Give every entry again, word for word and in full.

+++ EXTRACTED DATA

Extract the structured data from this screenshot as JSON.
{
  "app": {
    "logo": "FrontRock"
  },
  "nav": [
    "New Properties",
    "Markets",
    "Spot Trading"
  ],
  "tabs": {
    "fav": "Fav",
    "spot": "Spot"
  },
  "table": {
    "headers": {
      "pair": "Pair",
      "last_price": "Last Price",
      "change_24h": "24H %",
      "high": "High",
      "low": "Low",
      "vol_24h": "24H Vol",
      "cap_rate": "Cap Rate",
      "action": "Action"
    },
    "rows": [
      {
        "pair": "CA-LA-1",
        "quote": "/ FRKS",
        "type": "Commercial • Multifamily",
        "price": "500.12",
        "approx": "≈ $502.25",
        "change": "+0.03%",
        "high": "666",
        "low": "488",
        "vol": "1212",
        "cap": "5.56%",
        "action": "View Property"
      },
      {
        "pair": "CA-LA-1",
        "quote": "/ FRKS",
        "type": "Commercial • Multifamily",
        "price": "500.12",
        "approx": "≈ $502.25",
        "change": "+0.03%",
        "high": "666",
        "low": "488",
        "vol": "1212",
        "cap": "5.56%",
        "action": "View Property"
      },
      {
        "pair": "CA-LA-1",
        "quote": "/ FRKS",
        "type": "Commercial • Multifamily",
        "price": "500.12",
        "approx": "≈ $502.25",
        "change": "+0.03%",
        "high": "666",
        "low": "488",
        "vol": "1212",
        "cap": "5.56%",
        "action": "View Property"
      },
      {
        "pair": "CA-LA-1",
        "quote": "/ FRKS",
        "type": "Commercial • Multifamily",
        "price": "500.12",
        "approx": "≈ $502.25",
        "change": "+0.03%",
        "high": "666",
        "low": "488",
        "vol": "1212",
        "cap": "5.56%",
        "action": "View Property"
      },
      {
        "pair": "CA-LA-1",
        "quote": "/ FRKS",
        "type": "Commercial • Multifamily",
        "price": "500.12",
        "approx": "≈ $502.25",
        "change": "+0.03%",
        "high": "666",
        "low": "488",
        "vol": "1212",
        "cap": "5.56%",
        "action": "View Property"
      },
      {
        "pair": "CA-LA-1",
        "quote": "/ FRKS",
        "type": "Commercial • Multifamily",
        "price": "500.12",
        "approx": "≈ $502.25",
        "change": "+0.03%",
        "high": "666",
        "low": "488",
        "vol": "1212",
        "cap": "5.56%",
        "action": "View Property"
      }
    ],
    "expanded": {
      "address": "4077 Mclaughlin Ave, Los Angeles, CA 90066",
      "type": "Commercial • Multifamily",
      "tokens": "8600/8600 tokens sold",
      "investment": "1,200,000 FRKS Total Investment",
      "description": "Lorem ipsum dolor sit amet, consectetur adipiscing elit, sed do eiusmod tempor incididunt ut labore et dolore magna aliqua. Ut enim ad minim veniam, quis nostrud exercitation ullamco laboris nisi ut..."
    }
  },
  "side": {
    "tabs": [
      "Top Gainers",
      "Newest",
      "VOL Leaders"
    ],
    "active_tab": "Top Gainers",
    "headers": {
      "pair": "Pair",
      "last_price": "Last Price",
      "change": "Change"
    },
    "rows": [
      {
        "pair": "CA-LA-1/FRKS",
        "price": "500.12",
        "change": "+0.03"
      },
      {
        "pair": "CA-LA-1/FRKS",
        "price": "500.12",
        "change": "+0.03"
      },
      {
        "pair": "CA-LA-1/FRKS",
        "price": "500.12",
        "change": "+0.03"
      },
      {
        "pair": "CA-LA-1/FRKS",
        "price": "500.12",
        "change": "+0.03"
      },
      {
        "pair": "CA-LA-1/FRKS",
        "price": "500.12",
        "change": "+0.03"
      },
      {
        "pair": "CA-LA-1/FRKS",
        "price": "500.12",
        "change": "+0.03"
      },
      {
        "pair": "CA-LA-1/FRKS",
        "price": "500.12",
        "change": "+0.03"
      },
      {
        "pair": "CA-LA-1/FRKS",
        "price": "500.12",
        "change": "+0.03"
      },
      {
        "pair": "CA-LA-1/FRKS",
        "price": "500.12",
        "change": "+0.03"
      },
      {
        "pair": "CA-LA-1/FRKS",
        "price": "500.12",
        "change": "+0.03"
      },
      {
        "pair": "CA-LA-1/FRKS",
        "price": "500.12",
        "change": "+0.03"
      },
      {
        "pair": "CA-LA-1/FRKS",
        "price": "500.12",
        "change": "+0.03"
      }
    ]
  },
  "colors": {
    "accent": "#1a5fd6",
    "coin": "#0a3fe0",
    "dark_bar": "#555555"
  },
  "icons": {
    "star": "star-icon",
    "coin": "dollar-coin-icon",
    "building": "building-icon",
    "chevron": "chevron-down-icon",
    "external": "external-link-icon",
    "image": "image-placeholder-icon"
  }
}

++++++

WRITTEN SOLUTION:
Extract the structured data from this screenshot as JSON.
{
  "app": {
    "logo": "FrontRock"
  },
  "nav": [
    "New Properties",
    "Markets",
    "Spot Trading"
  ],
  "tabs": {
    "fav": "Fav",
    "spot": "Spot"
  },
  "table": {
    "headers": {
      "pair": "Pair",
      "last_price": "Last Price",
      "change_24h": "24H %",
      "high": "High",
      "low": "Low",
      "vol_24h": "24H Vol",
      "cap_rate": "Cap Rate",
      "action": "Action"
    },
    "rows": [
      {
        "pair": "CA-LA-1",
        "quote": "/ FRKS",
        "type": "Commercial • Multifamily",
        "price": "500.12",
        "approx": "≈ $502.25",
        "change": "+0.03%",
        "high": "666",
        "low": "488",
        "vol": "1212",
        "cap": "5.56%",
        "action": "View Property"
      },
      {
        "pair": "CA-LA-1",
        "quote": "/ FRKS",
        "type": "Commercial • Multifamily",
        "price": "500.12",
        "approx": "≈ $502.25",
        "change": "+0.03%",
        "high": "666",
        "low": "488",
        "vol": "1212",
        "cap": "5.56%",
        "action": "View Property"
      },
      {
        "pair": "CA-LA-1",
        "quote": "/ FRKS",
        "type": "Commercial • Multifamily",
        "price": "500.12",
        "approx": "≈ $502.25",
        "change": "+0.03%",
        "high": "666",
        "low": "488",
        "vol": "1212",
        "cap": "5.56%",
        "action": "View Property"
      },
      {
        "pair": "CA-LA-1",
        "quote": "/ FRKS",
        "type": "Commercial • Multifamily",
        "price": "500.12",
        "approx": "≈ $502.25",
        "change": "+0.03%",
        "high": "666",
        "low": "488",
        "vol": "1212",
        "cap": "5.56%",
        "action": "View Property"
      },
      {
        "pair": "CA-LA-1",
        "quote": "/ FRKS",
        "type": "Commercial • Multifamily",
        "price": "500.12",
        "approx": "≈ $502.25",
        "change": "+0.03%",
        "high": "666",
        "low": "488",
        "vol": "1212",
        "cap": "5.56%",
        "action": "View Property"
      },
      {
        "pair": "CA-LA-1",
        "quote": "/ FRKS",
        "type": "Commercial • Multifamily",
        "price": "500.12",
        "approx": "≈ $502.25",
        "change": "+0.03%",
        "high": "666",
        "low": "488",
        "vol": "1212",
        "cap": "5.56%",
        "action": "View Property"
      }
    ],
    "expanded": {
      "address": "4077 Mclaughlin Ave, Los Angeles, CA 90066",
      "type": "Commercial • Multifamily",
      "tokens": "8600/8600 tokens sold",
      "investment": "1,200,000 FRKS Total Investment",
      "description": "Lorem ipsum dolor sit amet, consectetur adipiscing elit, sed do eiusmod tempor incididunt ut labore et dolore magna aliqua. Ut enim ad minim veniam, quis nostrud exercitation ullamco laboris nisi ut..."
    }
  },
  "side": {
    "tabs": [
      "Top Gainers",
      "Newest",
      "VOL Leaders"
    ],
    "active_tab": "Top Gainers",
    "headers": {
      "pair": "Pair",
      "last_price": "Last Price",
      "change": "Change"
    },
    "rows": [
      {
        "pair": "CA-LA-1/FRKS",
        "price": "500.12",
        "change": "+0.03"
      },
      {
        "pair": "CA-LA-1/FRKS",
        "price": "500.12",
        "change": "+0.03"
      },
      {
        "pair": "CA-LA-1/FRKS",
        "price": "500.12",
        "change": "+0.03"
      },
      {
        "pair": "CA-LA-1/FRKS",
        "price": "500.12",
        "change": "+0.03"
      },
      {
        "pair": "CA-LA-1/FRKS",
        "price": "500.12",
        "change": "+0.03"
      },
      {
        "pair": "CA-LA-1/FRKS",
        "price": "500.12",
        "change": "+0.03"
      },
      {
        "pair": "CA-LA-1/FRKS",
        "price": "500.12",
        "change": "+0.03"
      },
      {
        "pair": "CA-LA-1/FRKS",
        "price": "500.12",
        "change": "+0.03"
      },
      {
        "pair": "CA-LA-1/FRKS",
        "price": "500.12",
        "change": "+0.03"
      },
      {
        "pair": "CA-LA-1/FRKS",
        "price": "500.12",
        "change": "+0.03"
      },
      {
        "pair": "CA-LA-1/FRKS",
        "price": "500.12",
        "change": "+0.03"
      },
      {
        "pair": "CA-LA-1/FRKS",
        "price": "500.12",
        "change": "+0.03"
      }
    ]
  },
  "colors": {
    "accent": "#1a5fd6",
    "coin": "#0a3fe0",
    "dark_bar": "#555555"
  },
  "icons": {
    "star": "star-icon",
    "coin": "dollar-coin-icon",
    "building": "building-icon",
    "chevron": "chevron-down-icon",
    "external": "external-link-icon",
    "image": "image-placeholder-icon"
  }
}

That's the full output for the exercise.